[Data items]
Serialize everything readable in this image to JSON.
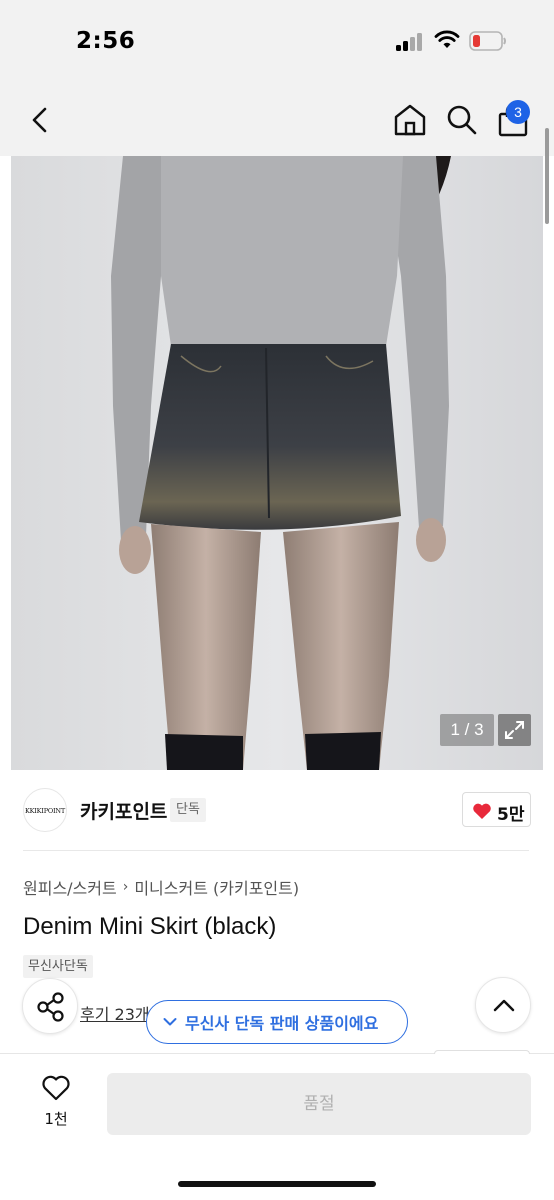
{
  "status_bar": {
    "time": "2:56",
    "icons": [
      "cellular-signal-icon",
      "wifi-icon",
      "battery-low-icon"
    ],
    "battery_color": "#e53935"
  },
  "nav": {
    "icons": [
      "chevron-left-icon",
      "home-icon",
      "search-icon",
      "shopping-bag-icon"
    ],
    "cart_badge": "3",
    "badge_color": "#1e63e6"
  },
  "gallery": {
    "counter": "1 / 3",
    "expand_icon": "expand-icon"
  },
  "brand": {
    "logo_text": "KKIKIPOINT",
    "name": "카키포인트",
    "tag": "단독"
  },
  "like": {
    "count": "5만",
    "heart_color": "#e8293b"
  },
  "breadcrumb": {
    "items": [
      "원피스/스커트",
      "미니스커트 (카키포인트)"
    ],
    "separator": "›"
  },
  "product": {
    "title": "Denim Mini Skirt (black)",
    "exclusive_tag": "무신사단독"
  },
  "reviews": {
    "label": "후기 23개"
  },
  "exclusive_banner": {
    "text": "무신사 단독 판매 상품이에요",
    "accent_color": "#2f6fe0"
  },
  "bottom_bar": {
    "wish_count": "1천",
    "buy_label": "품절"
  }
}
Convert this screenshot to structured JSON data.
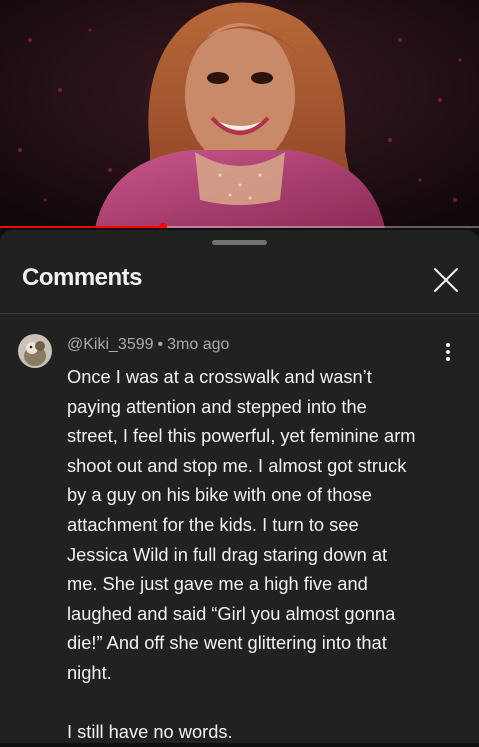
{
  "sheet": {
    "title": "Comments"
  },
  "video": {
    "progress": 0.34
  },
  "comment": {
    "author": "@Kiki_3599",
    "separator": "•",
    "time": "3mo ago",
    "lines": [
      "Once I was at a crosswalk and wasn’t",
      "paying attention and stepped into the",
      "street, I feel this powerful, yet feminine arm",
      "shoot out and stop me. I almost got struck",
      "by a guy on his bike with one of those",
      "attachment for the kids. I turn to see",
      "Jessica Wild in full drag staring down at",
      "me. She just gave me a high five and",
      "laughed and said “Girl you almost gonna",
      "die!” And off she went glittering into that",
      "night."
    ],
    "final_line": "I still have no words."
  },
  "icons": {
    "close": "close-icon",
    "more": "more-vert-icon",
    "drag": "drag-handle"
  }
}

- [What to do]:
Copy out the lines that hold "drag".

- [Solution to this task]:
      "Jessica Wild in full drag staring down at",
    "drag": "drag-handle"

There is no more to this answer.